- Written instruction -
Locate the string "used" in the records below. Copy every line where it occurs.

[START Extracted records]

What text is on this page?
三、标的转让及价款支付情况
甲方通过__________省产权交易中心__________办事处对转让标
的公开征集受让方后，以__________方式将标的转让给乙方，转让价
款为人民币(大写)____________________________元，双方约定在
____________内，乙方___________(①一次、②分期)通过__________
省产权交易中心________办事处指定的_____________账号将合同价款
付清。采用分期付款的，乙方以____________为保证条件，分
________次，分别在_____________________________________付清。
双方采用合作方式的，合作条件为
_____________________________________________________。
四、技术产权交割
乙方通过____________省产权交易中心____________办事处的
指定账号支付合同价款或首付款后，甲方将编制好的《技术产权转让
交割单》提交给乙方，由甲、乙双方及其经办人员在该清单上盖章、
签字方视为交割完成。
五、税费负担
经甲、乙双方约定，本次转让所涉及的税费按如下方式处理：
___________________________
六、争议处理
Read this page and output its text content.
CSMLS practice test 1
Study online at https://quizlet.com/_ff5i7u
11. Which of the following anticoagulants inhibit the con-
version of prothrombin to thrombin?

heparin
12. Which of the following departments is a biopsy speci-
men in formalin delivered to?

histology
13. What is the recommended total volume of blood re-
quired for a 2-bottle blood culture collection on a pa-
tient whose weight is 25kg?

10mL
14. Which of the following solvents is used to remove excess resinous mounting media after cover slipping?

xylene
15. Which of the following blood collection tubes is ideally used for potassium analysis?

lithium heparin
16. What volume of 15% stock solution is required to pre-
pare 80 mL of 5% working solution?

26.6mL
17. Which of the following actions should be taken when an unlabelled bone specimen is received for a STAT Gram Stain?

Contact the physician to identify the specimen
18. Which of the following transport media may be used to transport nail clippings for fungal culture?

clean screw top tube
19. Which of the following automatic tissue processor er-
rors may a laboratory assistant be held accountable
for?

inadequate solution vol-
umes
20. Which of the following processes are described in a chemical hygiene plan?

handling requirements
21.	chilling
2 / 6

[END Extracted records]

- Written answer -
14. Which of the following solvents is used to remove excess resinous mounting media after cover slipping?
15. Which of the following blood collection tubes is ideally used for potassium analysis?
18. Which of the following transport media may be used to transport nail clippings for fungal culture?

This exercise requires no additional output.